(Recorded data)
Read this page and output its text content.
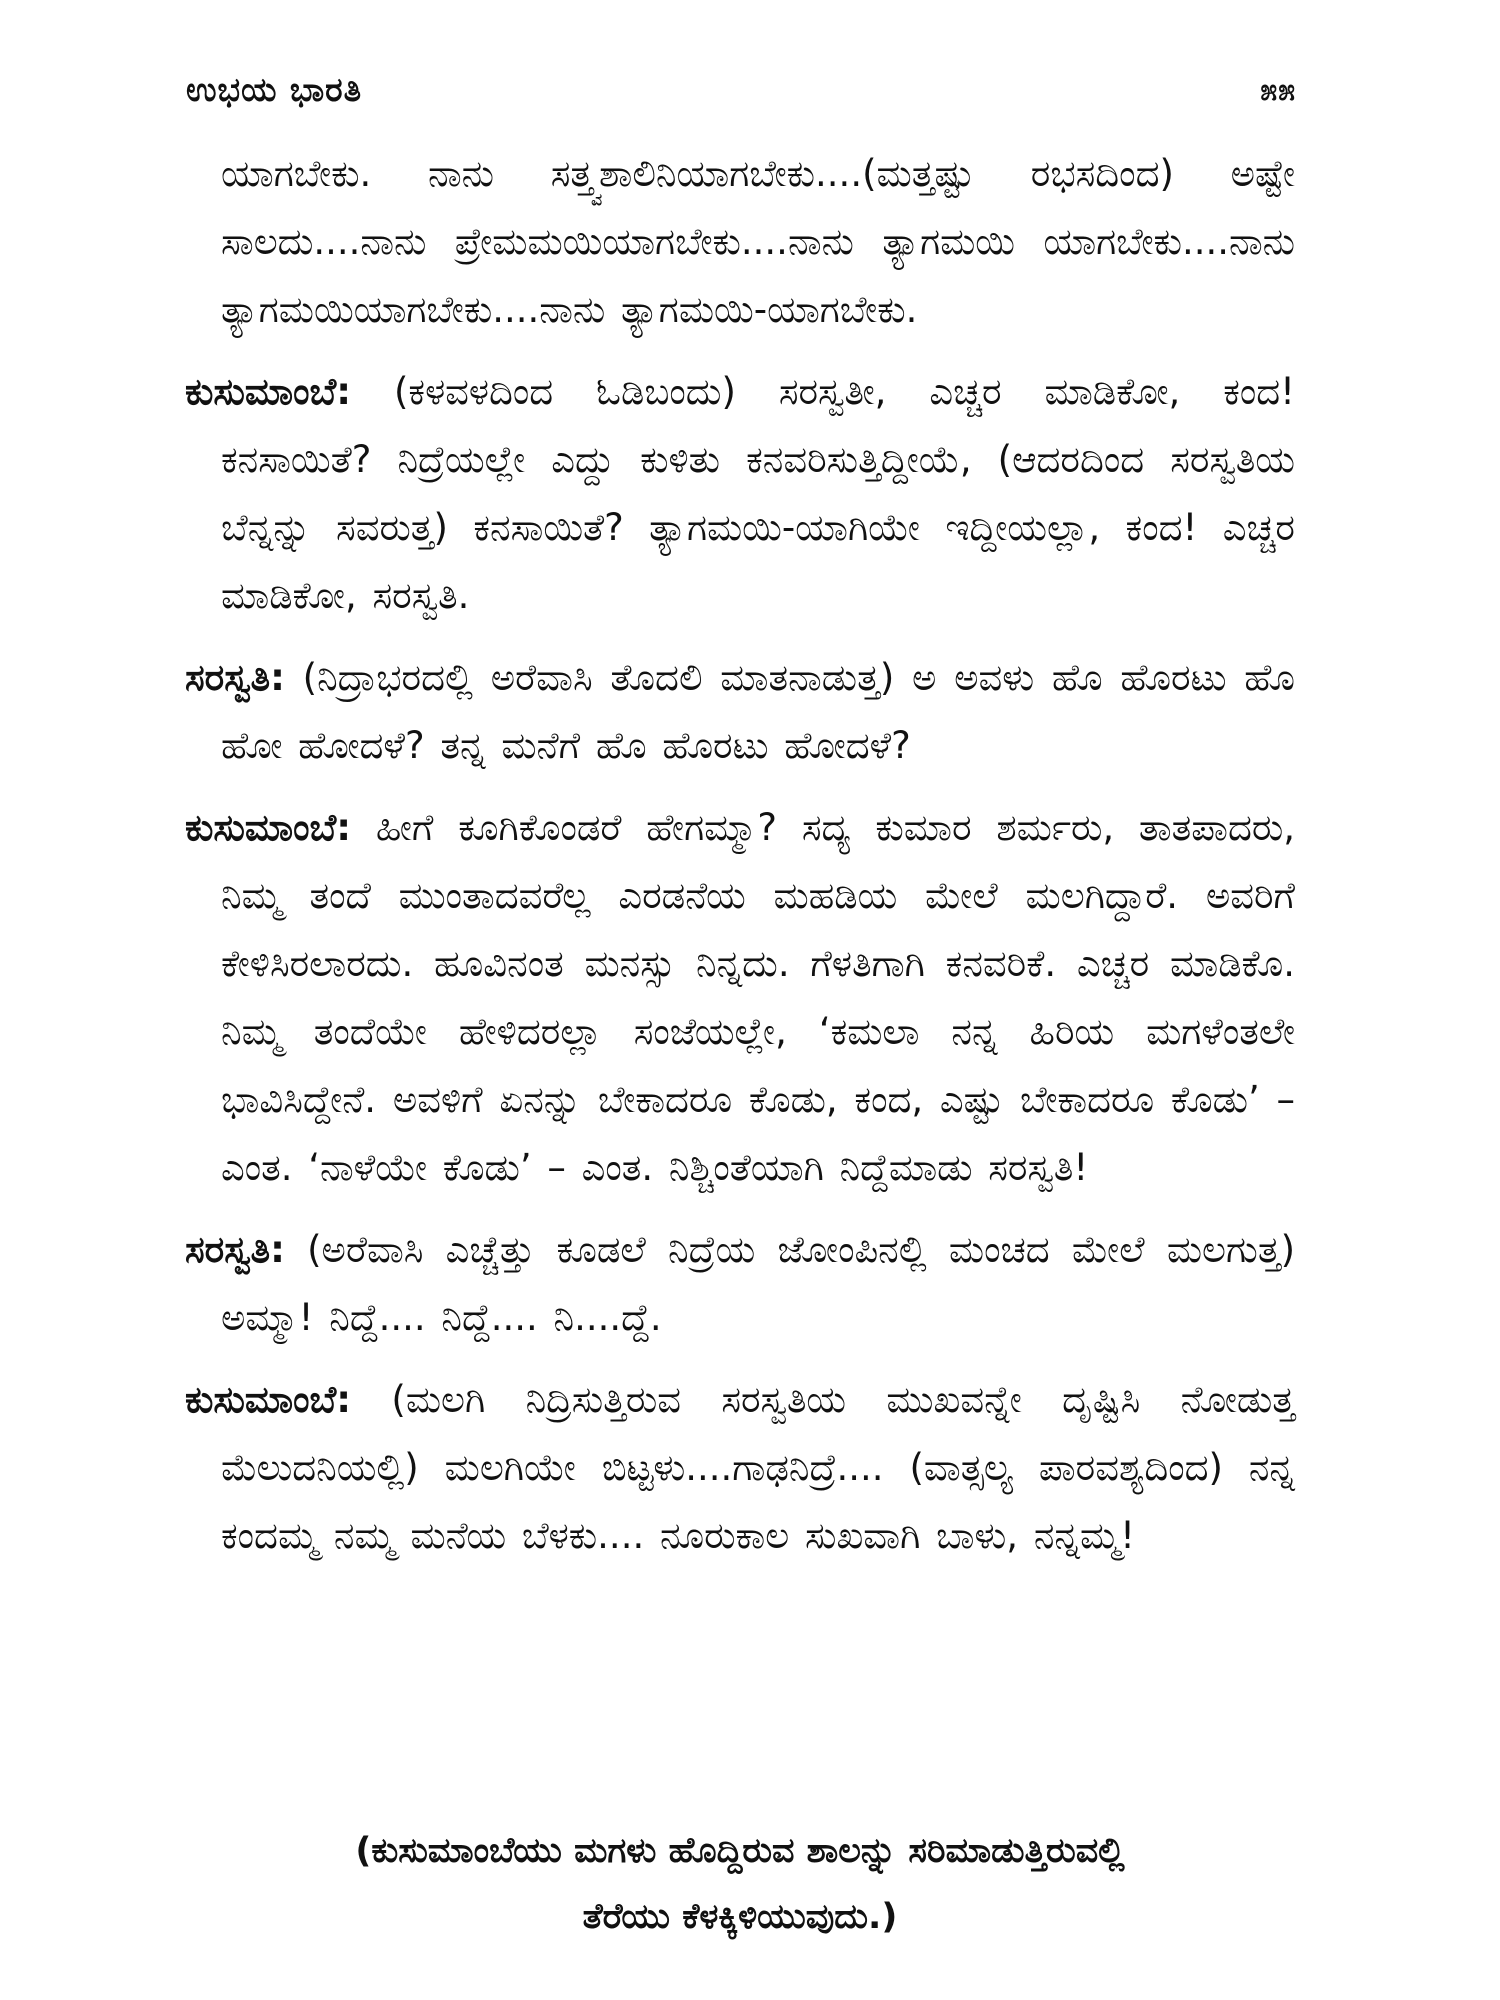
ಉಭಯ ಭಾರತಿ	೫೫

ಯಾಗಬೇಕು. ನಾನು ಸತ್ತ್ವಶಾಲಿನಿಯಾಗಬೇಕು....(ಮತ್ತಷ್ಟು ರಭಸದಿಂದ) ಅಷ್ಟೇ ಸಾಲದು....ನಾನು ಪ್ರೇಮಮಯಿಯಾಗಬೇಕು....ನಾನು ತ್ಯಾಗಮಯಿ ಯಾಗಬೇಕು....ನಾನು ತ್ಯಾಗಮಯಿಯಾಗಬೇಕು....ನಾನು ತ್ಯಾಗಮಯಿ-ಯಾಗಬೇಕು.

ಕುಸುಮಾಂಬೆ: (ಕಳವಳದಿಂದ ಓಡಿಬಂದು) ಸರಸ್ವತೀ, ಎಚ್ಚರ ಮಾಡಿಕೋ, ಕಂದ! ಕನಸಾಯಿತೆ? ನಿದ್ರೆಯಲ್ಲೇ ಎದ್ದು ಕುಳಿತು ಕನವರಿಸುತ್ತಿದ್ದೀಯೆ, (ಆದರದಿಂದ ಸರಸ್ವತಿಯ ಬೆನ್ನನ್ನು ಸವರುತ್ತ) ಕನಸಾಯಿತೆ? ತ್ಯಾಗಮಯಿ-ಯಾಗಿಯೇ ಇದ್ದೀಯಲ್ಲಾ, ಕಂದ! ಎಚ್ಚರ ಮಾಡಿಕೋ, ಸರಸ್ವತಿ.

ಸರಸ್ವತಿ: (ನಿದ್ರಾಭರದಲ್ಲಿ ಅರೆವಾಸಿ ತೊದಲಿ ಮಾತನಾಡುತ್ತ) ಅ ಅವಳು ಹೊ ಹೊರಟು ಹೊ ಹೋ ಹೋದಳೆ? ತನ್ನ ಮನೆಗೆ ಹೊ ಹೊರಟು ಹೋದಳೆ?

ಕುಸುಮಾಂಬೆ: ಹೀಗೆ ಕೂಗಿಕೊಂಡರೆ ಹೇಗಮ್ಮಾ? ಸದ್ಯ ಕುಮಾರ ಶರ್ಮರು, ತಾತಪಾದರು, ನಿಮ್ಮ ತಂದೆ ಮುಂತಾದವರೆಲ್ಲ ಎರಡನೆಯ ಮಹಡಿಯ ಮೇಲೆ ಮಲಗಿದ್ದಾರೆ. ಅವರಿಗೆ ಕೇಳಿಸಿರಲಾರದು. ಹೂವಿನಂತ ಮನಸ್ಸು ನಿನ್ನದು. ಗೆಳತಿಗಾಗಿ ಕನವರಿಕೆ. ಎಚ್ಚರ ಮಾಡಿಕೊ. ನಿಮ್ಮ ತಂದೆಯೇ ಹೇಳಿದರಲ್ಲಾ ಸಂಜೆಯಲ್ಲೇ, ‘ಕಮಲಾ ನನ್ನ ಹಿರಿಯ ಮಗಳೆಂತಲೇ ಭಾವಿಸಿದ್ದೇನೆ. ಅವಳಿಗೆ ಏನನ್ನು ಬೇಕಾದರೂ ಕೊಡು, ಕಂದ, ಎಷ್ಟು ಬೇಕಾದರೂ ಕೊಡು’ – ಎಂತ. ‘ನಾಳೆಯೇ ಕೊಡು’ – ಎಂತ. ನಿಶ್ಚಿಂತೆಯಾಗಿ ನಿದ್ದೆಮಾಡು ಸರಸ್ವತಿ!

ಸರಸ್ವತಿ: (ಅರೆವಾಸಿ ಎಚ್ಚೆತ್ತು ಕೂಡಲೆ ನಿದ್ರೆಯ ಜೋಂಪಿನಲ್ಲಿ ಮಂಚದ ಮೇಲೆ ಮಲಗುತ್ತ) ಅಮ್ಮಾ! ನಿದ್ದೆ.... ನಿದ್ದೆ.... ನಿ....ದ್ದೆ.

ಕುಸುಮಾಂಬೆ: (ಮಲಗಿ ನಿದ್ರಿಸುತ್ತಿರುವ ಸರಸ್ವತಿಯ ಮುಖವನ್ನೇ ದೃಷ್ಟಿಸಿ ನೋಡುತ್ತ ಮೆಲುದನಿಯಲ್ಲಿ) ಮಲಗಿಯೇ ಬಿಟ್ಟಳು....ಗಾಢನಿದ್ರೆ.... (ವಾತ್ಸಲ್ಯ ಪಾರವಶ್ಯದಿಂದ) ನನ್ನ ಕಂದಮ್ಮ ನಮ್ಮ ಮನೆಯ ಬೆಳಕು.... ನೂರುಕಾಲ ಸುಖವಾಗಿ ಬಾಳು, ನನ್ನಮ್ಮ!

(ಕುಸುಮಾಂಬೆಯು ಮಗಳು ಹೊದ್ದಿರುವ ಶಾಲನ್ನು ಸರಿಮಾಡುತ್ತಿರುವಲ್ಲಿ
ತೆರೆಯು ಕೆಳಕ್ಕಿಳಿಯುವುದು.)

» **YOUR GOAL**: Print each record exactly as it stands, leaving the images out.

» **TASK RESPONSE**:
Read this page and output its text content.
ಉಭಯ ಭಾರತಿ	೫೫

ಯಾಗಬೇಕು. ನಾನು ಸತ್ತ್ವಶಾಲಿನಿಯಾಗಬೇಕು....(ಮತ್ತಷ್ಟು ರಭಸದಿಂದ) ಅಷ್ಟೇ ಸಾಲದು....ನಾನು ಪ್ರೇಮಮಯಿಯಾಗಬೇಕು....ನಾನು ತ್ಯಾಗಮಯಿ ಯಾಗಬೇಕು....ನಾನು ತ್ಯಾಗಮಯಿಯಾಗಬೇಕು....ನಾನು ತ್ಯಾಗಮಯಿ-ಯಾಗಬೇಕು.

ಕುಸುಮಾಂಬೆ: (ಕಳವಳದಿಂದ ಓಡಿಬಂದು) ಸರಸ್ವತೀ, ಎಚ್ಚರ ಮಾಡಿಕೋ, ಕಂದ! ಕನಸಾಯಿತೆ? ನಿದ್ರೆಯಲ್ಲೇ ಎದ್ದು ಕುಳಿತು ಕನವರಿಸುತ್ತಿದ್ದೀಯೆ, (ಆದರದಿಂದ ಸರಸ್ವತಿಯ ಬೆನ್ನನ್ನು ಸವರುತ್ತ) ಕನಸಾಯಿತೆ? ತ್ಯಾಗಮಯಿ-ಯಾಗಿಯೇ ಇದ್ದೀಯಲ್ಲಾ, ಕಂದ! ಎಚ್ಚರ ಮಾಡಿಕೋ, ಸರಸ್ವತಿ.

ಸರಸ್ವತಿ: (ನಿದ್ರಾಭರದಲ್ಲಿ ಅರೆವಾಸಿ ತೊದಲಿ ಮಾತನಾಡುತ್ತ) ಅ ಅವಳು ಹೊ ಹೊರಟು ಹೊ ಹೋ ಹೋದಳೆ? ತನ್ನ ಮನೆಗೆ ಹೊ ಹೊರಟು ಹೋದಳೆ?

ಕುಸುಮಾಂಬೆ: ಹೀಗೆ ಕೂಗಿಕೊಂಡರೆ ಹೇಗಮ್ಮಾ? ಸದ್ಯ ಕುಮಾರ ಶರ್ಮರು, ತಾತಪಾದರು, ನಿಮ್ಮ ತಂದೆ ಮುಂತಾದವರೆಲ್ಲ ಎರಡನೆಯ ಮಹಡಿಯ ಮೇಲೆ ಮಲಗಿದ್ದಾರೆ. ಅವರಿಗೆ ಕೇಳಿಸಿರಲಾರದು. ಹೂವಿನಂತ ಮನಸ್ಸು ನಿನ್ನದು. ಗೆಳತಿಗಾಗಿ ಕನವರಿಕೆ. ಎಚ್ಚರ ಮಾಡಿಕೊ. ನಿಮ್ಮ ತಂದೆಯೇ ಹೇಳಿದರಲ್ಲಾ ಸಂಜೆಯಲ್ಲೇ, ‘ಕಮಲಾ ನನ್ನ ಹಿರಿಯ ಮಗಳೆಂತಲೇ ಭಾವಿಸಿದ್ದೇನೆ. ಅವಳಿಗೆ ಏನನ್ನು ಬೇಕಾದರೂ ಕೊಡು, ಕಂದ, ಎಷ್ಟು ಬೇಕಾದರೂ ಕೊಡು’ – ಎಂತ. ‘ನಾಳೆಯೇ ಕೊಡು’ – ಎಂತ. ನಿಶ್ಚಿಂತೆಯಾಗಿ ನಿದ್ದೆಮಾಡು ಸರಸ್ವತಿ!

ಸರಸ್ವತಿ: (ಅರೆವಾಸಿ ಎಚ್ಚೆತ್ತು ಕೂಡಲೆ ನಿದ್ರೆಯ ಜೋಂಪಿನಲ್ಲಿ ಮಂಚದ ಮೇಲೆ ಮಲಗುತ್ತ) ಅಮ್ಮಾ! ನಿದ್ದೆ.... ನಿದ್ದೆ.... ನಿ....ದ್ದೆ.

ಕುಸುಮಾಂಬೆ: (ಮಲಗಿ ನಿದ್ರಿಸುತ್ತಿರುವ ಸರಸ್ವತಿಯ ಮುಖವನ್ನೇ ದೃಷ್ಟಿಸಿ ನೋಡುತ್ತ ಮೆಲುದನಿಯಲ್ಲಿ) ಮಲಗಿಯೇ ಬಿಟ್ಟಳು....ಗಾಢನಿದ್ರೆ.... (ವಾತ್ಸಲ್ಯ ಪಾರವಶ್ಯದಿಂದ) ನನ್ನ ಕಂದಮ್ಮ ನಮ್ಮ ಮನೆಯ ಬೆಳಕು.... ನೂರುಕಾಲ ಸುಖವಾಗಿ ಬಾಳು, ನನ್ನಮ್ಮ!

(ಕುಸುಮಾಂಬೆಯು ಮಗಳು ಹೊದ್ದಿರುವ ಶಾಲನ್ನು ಸರಿಮಾಡುತ್ತಿರುವಲ್ಲಿ
ತೆರೆಯು ಕೆಳಕ್ಕಿಳಿಯುವುದು.)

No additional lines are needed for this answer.